» **Exercise objective**: Write out the entries verbatim and leave the images out of the copy.
══════
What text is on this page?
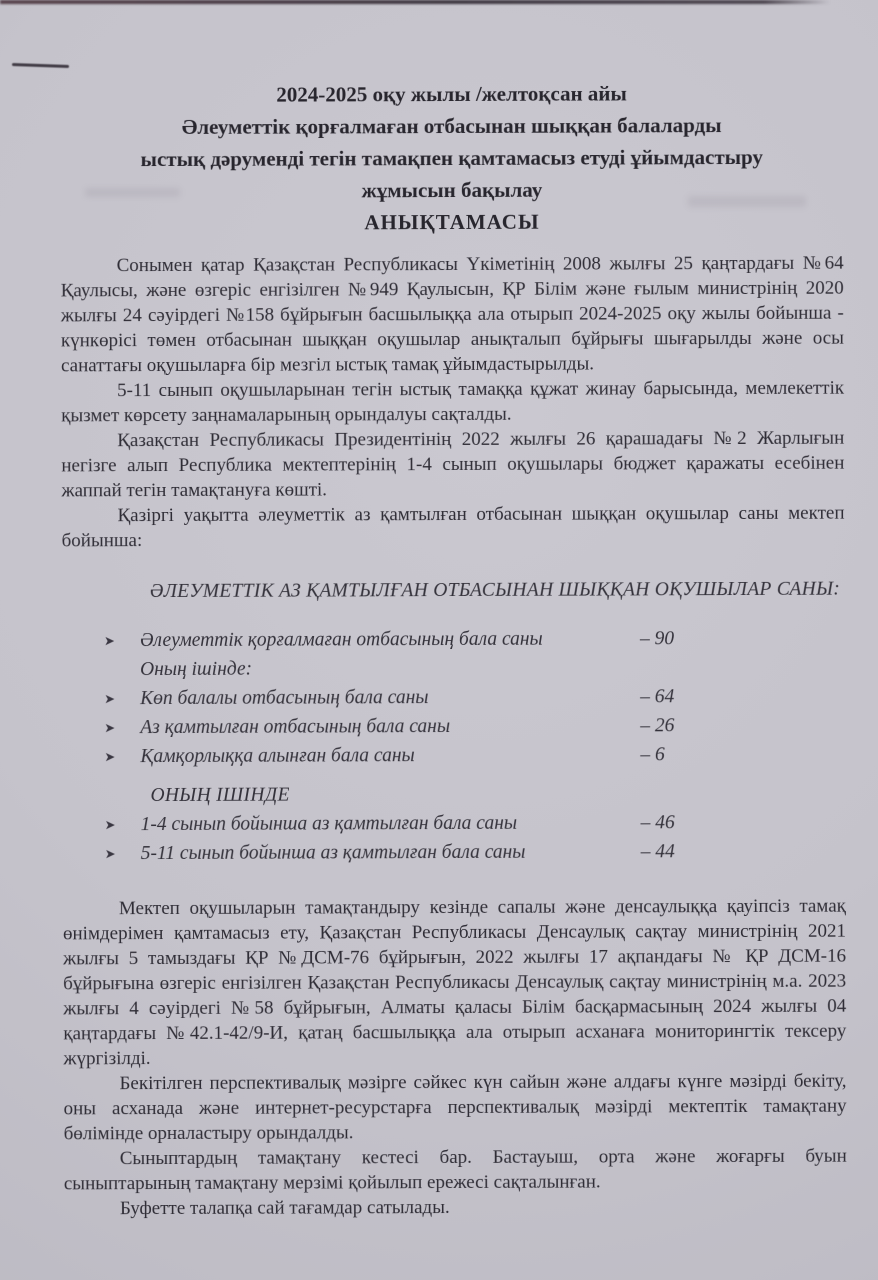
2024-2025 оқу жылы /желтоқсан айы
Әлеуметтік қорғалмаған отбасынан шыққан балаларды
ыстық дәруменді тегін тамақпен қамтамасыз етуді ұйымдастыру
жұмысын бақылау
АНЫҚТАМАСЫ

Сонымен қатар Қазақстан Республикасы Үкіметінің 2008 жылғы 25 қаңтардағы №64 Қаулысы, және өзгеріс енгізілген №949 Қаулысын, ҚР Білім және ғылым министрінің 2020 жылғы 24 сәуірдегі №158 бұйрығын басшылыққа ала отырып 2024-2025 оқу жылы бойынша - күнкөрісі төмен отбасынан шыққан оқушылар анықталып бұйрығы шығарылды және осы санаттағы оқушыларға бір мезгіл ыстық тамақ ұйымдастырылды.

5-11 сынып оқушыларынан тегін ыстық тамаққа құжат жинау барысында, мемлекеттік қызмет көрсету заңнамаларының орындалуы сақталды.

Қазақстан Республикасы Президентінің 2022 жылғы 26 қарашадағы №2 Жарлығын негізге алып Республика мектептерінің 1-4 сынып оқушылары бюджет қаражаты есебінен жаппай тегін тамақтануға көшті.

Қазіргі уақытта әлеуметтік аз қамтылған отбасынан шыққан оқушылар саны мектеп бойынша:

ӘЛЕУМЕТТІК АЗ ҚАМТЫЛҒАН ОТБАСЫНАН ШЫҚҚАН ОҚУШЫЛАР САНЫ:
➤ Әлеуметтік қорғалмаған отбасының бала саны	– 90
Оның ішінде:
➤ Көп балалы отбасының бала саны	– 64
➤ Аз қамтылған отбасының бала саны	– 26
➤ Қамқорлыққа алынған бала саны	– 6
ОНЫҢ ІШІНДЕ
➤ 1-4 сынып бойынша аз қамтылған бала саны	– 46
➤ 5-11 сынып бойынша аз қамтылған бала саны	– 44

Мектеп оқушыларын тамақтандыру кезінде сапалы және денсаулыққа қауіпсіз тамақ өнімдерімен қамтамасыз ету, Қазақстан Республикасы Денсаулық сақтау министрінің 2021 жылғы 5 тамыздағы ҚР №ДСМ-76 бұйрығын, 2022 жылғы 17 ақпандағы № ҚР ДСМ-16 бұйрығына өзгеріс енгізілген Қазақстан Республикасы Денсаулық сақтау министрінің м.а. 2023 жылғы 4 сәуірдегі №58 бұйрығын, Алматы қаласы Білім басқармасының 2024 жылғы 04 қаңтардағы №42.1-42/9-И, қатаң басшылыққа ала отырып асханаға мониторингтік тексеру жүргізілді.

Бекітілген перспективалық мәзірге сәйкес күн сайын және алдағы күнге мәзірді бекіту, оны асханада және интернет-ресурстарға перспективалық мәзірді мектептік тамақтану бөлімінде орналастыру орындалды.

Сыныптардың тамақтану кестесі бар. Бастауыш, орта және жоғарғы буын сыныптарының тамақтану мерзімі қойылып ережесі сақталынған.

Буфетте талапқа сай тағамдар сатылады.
══════
» **Worked solution**:
What text is on this page?
2024-2025 оқу жылы /желтоқсан айы
Әлеуметтік қорғалмаған отбасынан шыққан балаларды
ыстық дәруменді тегін тамақпен қамтамасыз етуді ұйымдастыру
жұмысын бақылау
АНЫҚТАМАСЫ

Сонымен қатар Қазақстан Республикасы Үкіметінің 2008 жылғы 25 қаңтардағы №64 Қаулысы, және өзгеріс енгізілген №949 Қаулысын, ҚР Білім және ғылым министрінің 2020 жылғы 24 сәуірдегі №158 бұйрығын басшылыққа ала отырып 2024-2025 оқу жылы бойынша - күнкөрісі төмен отбасынан шыққан оқушылар анықталып бұйрығы шығарылды және осы санаттағы оқушыларға бір мезгіл ыстық тамақ ұйымдастырылды.

5-11 сынып оқушыларынан тегін ыстық тамаққа құжат жинау барысында, мемлекеттік қызмет көрсету заңнамаларының орындалуы сақталды.

Қазақстан Республикасы Президентінің 2022 жылғы 26 қарашадағы №2 Жарлығын негізге алып Республика мектептерінің 1-4 сынып оқушылары бюджет қаражаты есебінен жаппай тегін тамақтануға көшті.

Қазіргі уақытта әлеуметтік аз қамтылған отбасынан шыққан оқушылар саны мектеп бойынша:

ӘЛЕУМЕТТІК АЗ ҚАМТЫЛҒАН ОТБАСЫНАН ШЫҚҚАН ОҚУШЫЛАР САНЫ:
➤ Әлеуметтік қорғалмаған отбасының бала саны	– 90
Оның ішінде:
➤ Көп балалы отбасының бала саны	– 64
➤ Аз қамтылған отбасының бала саны	– 26
➤ Қамқорлыққа алынған бала саны	– 6
ОНЫҢ ІШІНДЕ
➤ 1-4 сынып бойынша аз қамтылған бала саны	– 46
➤ 5-11 сынып бойынша аз қамтылған бала саны	– 44

Мектеп оқушыларын тамақтандыру кезінде сапалы және денсаулыққа қауіпсіз тамақ өнімдерімен қамтамасыз ету, Қазақстан Республикасы Денсаулық сақтау министрінің 2021 жылғы 5 тамыздағы ҚР №ДСМ-76 бұйрығын, 2022 жылғы 17 ақпандағы № ҚР ДСМ-16 бұйрығына өзгеріс енгізілген Қазақстан Республикасы Денсаулық сақтау министрінің м.а. 2023 жылғы 4 сәуірдегі №58 бұйрығын, Алматы қаласы Білім басқармасының 2024 жылғы 04 қаңтардағы №42.1-42/9-И, қатаң басшылыққа ала отырып асханаға мониторингтік тексеру жүргізілді.

Бекітілген перспективалық мәзірге сәйкес күн сайын және алдағы күнге мәзірді бекіту, оны асханада және интернет-ресурстарға перспективалық мәзірді мектептік тамақтану бөлімінде орналастыру орындалды.

Сыныптардың тамақтану кестесі бар. Бастауыш, орта және жоғарғы буын сыныптарының тамақтану мерзімі қойылып ережесі сақталынған.

Буфетте талапқа сай тағамдар сатылады.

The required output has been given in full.